• _练习任务 A_: 正文创建索引时，mappings 里定义了哪些字段？请列出全部字段名。

--------------------------------

Elasticsearch的SQL查询

使用SQL查询ES有一定的局限性,没有原生的Query DSL那么强大,对于嵌套属性和某些函数的支持并不怎么好,但是平时用来查询下数据基本够用了。

在线sql转dsl:http://www.atotoa.com/

elasticsearch-sql插件

注:本人安装的是es 7.x(7.10.2),默认是支持SQL的,所以不用安装elasticsearch-sql插件。

1、下载 https://github.com/NLPchina/elasticsearch-sql

2、下载elasticsearch-sql,修改名字为sql。放在es解压目录的plugins文件中即可。重启es则sql安装完毕

支持的SQL语法

首先我们创建一个索引:

{
    "settings": {
        "index": {
            "number_of_shards": 3,
            "number_of_replicas": 2
        }
    },
    "mappings": {
        "properties": {
            "name": {
                "type": "text",
		"fields":{"keyword": {"type": "keyword","ignore_above": 256}} //可以对一个字段提供多种索引模式,同一个字段的值,一个分词,一个不分词  
            },
            "author": {
                "type": "text",
		"fields":{"keyword": {"type": "keyword","ignore_above": 256}} 
            },
            "release_date": {
                "type": "date",
		"format":"yyyy-MM-dd"
				
            },
            "page_count": {
                "type": "integer"
            }
        }
    }
}

这里要特别注意:如果要用到like这种模糊操作,但是type是text的,那么就还需要为该字段设置不分词的索引方式,即type=keyword,如上面的name和author字段。

批量插入数据(使用Postman)

PUT /book_info/_bulk
{ "index" : {  "_id" : "101" } }
{ "name" : "hello","author":"tom","release_date":"2020-01-26","page_count": 500 }

{ "index" : {  "_id" : "102" } }
{ "name" : "world","author":"Marry","release_date":"2018-01-26","page_count": 352 }

{ "index" : {  "_id" : "103" } }
{ "name" : "test","author":"test","release_date":"2019-03-26","page_count": 436 }

{ "index" : {  "_id" : "104" } }
{ "name" : "demo","author":"demo","release_date":"2020-06-26","page_count": 337 }

{ "index" : {  "_id" : "105" } }
{ "name" : "zhangsan","author":"zhangsan","release_date":"2015-05-21","page_count": 562 }

{ "index" : {  "_id" : "106" } }
{ "name" : "zhangsan02","author":"zhangsan","release_date":"2015-05-21","page_count": 562 }
#这里需要换行

 

语法格式

语法格式:/_sql?format=txt

format 返回格式,不设置则默认返回JSON (支持,csv,txt,json,yaml。

请求体body参数:

  • query:要查询的sql参数,如:"select * from user"
  • fetch_size:一个响应中要返回的最大行(或条目)数,默认是1000
  • filter:可选的Elasticsearch查询DSL,以进行其他过滤。

--------------------------------

• _练习任务 B_: 把数据行里从含有“Where are 34”的那一行往下到含有“What elements are”的那一行（两头都算）写成编号列表，空行不要，图片也不要列进去。

• _数据列表_:
--------------------------------

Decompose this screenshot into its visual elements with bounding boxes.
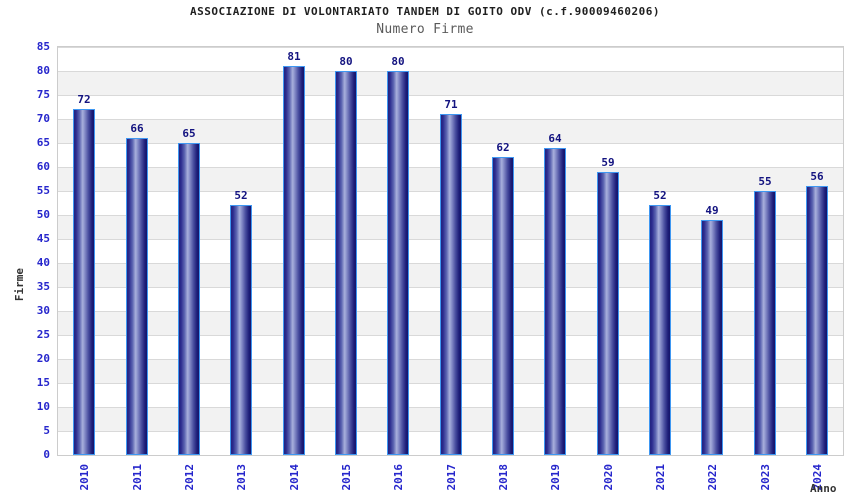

--------------------------------

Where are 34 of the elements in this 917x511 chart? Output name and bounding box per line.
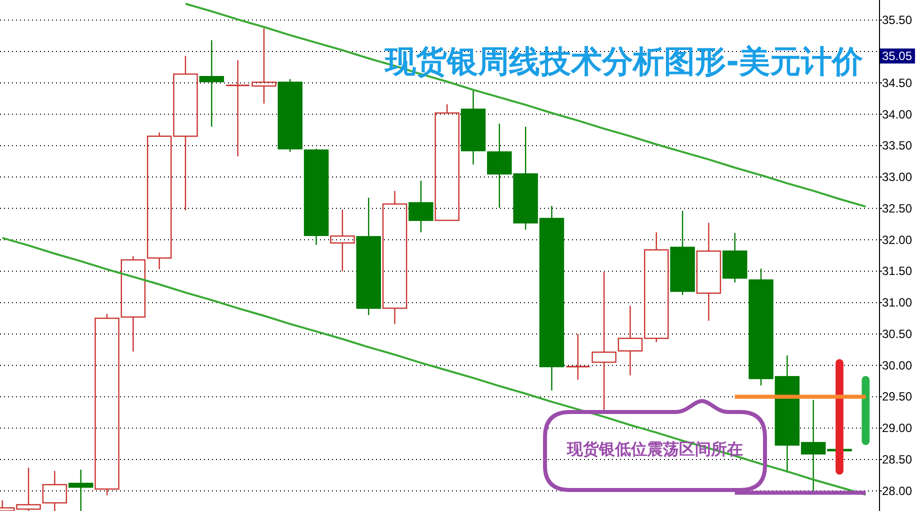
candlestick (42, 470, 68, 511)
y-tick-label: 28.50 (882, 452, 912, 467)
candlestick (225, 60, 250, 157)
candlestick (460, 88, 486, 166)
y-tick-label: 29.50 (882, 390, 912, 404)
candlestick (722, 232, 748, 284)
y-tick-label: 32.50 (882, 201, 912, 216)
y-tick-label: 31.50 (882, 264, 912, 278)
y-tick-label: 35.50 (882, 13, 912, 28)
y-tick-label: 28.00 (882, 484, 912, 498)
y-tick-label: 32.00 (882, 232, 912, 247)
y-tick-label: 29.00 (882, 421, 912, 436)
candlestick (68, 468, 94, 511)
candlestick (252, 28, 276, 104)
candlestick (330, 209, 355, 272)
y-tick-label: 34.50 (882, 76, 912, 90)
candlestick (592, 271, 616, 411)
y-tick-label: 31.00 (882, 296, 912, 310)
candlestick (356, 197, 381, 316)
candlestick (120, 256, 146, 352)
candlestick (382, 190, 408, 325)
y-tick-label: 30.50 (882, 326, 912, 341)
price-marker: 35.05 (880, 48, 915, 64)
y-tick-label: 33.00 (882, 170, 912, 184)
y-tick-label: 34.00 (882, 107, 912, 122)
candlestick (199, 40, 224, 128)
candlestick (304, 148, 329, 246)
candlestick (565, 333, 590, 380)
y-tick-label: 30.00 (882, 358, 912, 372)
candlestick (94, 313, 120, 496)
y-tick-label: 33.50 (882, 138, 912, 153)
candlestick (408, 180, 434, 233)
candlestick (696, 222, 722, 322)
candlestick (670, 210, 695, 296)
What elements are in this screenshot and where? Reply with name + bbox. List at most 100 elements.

--------------------------------

• _最终答案 A_:
name
author
release_date
page_count

• _最终答案 B_:
1. Where are 34 of the elements in this 917x511 chart? Output name and bounding box per line.
2. candlestick (42, 470, 68, 511)
3. y-tick-label: 28.50 (882, 452, 912, 467)
4. candlestick (225, 60, 250, 157)
5. candlestick (460, 88, 486, 166)
6. y-tick-label: 29.50 (882, 390, 912, 404)
7. candlestick (722, 232, 748, 284)
8. y-tick-label: 32.50 (882, 201, 912, 216)
9. y-tick-label: 31.50 (882, 264, 912, 278)
10. y-tick-label: 35.50 (882, 13, 912, 28)
11. y-tick-label: 28.00 (882, 484, 912, 498)
12. y-tick-label: 32.00 (882, 232, 912, 247)
13. y-tick-label: 29.00 (882, 421, 912, 436)
14. candlestick (68, 468, 94, 511)
15. candlestick (252, 28, 276, 104)
16. candlestick (330, 209, 355, 272)
17. y-tick-label: 34.50 (882, 76, 912, 90)
18. candlestick (592, 271, 616, 411)
19. y-tick-label: 31.00 (882, 296, 912, 310)
20. candlestick (356, 197, 381, 316)
21. candlestick (120, 256, 146, 352)
22. candlestick (382, 190, 408, 325)
23. y-tick-label: 30.50 (882, 326, 912, 341)
24. price-marker: 35.05 (880, 48, 915, 64)
25. y-tick-label: 33.00 (882, 170, 912, 184)
26. y-tick-label: 34.00 (882, 107, 912, 122)
27. candlestick (199, 40, 224, 128)
28. candlestick (304, 148, 329, 246)
29. candlestick (565, 333, 590, 380)
30. y-tick-label: 30.00 (882, 358, 912, 372)
31. candlestick (94, 313, 120, 496)
32. y-tick-label: 33.50 (882, 138, 912, 153)
33. candlestick (408, 180, 434, 233)
34. candlestick (696, 222, 722, 322)
35. candlestick (670, 210, 695, 296)
36. What elements are in this screenshot and where? Reply with name + bbox. List at most 100 elements.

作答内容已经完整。